Working from the line that contains "What text is on this page?" down to the last line below, repeat each line exactly.

-- DATA TO PROCESS start --

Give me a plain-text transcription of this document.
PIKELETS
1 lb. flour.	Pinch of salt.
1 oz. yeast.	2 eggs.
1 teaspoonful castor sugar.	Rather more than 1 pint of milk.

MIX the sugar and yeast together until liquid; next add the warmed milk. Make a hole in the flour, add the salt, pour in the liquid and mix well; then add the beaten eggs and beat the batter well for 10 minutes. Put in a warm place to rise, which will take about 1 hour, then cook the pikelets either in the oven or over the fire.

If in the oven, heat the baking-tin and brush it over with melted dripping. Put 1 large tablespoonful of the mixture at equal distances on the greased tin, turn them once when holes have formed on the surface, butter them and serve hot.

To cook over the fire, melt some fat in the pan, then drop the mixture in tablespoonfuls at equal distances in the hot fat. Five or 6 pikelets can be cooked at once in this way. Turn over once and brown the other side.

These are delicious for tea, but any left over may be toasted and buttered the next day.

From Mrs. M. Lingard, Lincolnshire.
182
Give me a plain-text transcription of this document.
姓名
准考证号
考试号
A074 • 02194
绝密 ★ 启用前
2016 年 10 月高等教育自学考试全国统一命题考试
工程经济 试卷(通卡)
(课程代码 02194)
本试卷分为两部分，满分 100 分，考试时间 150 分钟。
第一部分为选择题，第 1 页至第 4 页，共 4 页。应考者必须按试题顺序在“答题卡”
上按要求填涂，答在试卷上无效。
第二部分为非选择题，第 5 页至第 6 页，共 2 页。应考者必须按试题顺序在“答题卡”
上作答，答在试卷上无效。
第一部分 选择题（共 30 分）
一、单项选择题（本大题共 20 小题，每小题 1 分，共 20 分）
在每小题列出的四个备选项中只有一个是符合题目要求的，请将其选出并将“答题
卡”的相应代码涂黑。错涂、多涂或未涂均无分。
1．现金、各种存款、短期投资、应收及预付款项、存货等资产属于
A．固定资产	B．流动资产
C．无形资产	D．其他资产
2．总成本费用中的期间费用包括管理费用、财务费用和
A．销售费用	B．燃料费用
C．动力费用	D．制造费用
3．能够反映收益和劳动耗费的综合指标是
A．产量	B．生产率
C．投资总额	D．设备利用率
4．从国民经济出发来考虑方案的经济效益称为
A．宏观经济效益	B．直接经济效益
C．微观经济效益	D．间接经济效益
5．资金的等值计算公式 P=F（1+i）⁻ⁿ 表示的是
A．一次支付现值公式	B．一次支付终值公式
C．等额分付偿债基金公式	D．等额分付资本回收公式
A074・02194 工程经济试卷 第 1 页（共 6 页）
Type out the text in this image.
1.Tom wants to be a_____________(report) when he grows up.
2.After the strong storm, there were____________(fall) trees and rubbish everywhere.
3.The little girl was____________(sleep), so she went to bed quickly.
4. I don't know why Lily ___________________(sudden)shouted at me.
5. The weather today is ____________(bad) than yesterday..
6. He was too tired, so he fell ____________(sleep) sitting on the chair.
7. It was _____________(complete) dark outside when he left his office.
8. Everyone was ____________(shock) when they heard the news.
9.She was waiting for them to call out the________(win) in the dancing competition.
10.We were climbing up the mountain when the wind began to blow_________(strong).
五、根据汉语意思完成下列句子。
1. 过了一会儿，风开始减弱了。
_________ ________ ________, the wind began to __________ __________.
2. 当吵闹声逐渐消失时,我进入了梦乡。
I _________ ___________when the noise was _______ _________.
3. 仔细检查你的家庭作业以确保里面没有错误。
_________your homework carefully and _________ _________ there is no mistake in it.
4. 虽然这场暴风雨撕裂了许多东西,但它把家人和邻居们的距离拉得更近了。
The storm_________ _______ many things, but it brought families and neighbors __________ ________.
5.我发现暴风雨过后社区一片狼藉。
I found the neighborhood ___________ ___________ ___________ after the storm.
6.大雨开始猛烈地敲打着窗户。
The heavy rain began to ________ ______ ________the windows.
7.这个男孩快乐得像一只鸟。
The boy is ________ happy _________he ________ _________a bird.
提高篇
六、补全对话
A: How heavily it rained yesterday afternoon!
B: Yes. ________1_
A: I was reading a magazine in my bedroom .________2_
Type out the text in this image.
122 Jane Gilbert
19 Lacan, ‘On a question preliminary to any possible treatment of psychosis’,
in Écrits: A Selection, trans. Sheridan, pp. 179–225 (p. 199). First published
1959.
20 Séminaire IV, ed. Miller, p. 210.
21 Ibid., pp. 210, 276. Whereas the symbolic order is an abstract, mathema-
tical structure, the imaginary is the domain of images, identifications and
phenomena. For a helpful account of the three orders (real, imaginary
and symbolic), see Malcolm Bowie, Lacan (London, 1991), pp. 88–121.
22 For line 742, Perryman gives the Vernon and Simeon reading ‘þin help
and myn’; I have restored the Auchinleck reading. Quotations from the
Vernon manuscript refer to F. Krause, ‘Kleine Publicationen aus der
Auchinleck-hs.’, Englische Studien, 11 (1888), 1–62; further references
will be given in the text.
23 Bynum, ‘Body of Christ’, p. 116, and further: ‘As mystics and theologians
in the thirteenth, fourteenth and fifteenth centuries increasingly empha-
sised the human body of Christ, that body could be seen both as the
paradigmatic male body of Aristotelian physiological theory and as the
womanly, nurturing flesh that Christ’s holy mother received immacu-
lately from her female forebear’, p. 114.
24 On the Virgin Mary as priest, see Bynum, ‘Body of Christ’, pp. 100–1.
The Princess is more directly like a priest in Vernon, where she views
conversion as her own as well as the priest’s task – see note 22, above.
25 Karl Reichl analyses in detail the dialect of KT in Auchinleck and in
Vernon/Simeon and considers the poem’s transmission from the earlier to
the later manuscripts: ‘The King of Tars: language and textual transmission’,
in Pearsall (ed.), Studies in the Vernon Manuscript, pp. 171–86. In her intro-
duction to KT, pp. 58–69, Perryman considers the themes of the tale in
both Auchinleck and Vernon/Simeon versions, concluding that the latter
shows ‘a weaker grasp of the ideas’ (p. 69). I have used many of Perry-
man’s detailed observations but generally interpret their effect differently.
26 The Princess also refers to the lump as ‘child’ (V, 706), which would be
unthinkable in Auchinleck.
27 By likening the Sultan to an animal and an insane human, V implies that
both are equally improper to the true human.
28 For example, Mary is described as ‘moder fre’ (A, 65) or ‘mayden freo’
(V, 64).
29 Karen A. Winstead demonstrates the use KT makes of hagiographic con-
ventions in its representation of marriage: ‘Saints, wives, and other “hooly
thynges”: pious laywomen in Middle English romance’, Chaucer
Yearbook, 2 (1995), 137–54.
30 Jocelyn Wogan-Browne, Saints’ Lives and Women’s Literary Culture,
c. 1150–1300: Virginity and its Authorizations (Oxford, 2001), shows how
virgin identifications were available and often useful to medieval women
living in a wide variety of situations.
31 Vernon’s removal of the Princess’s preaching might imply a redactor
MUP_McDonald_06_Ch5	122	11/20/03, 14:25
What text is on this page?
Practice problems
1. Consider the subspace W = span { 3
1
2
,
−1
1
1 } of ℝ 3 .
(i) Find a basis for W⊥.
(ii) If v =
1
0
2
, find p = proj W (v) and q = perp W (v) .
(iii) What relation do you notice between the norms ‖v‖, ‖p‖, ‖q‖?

-- DATA TO PROCESS end --

- EXERCISE OUTPUT -
What text is on this page?
Practice problems
1. Consider the subspace W = span { 3
1
2
,
−1
1
1 } of ℝ 3 .
(i) Find a basis for W⊥.
(ii) If v =
1
0
2
, find p = proj W (v) and q = perp W (v) .
(iii) What relation do you notice between the norms ‖v‖, ‖p‖, ‖q‖?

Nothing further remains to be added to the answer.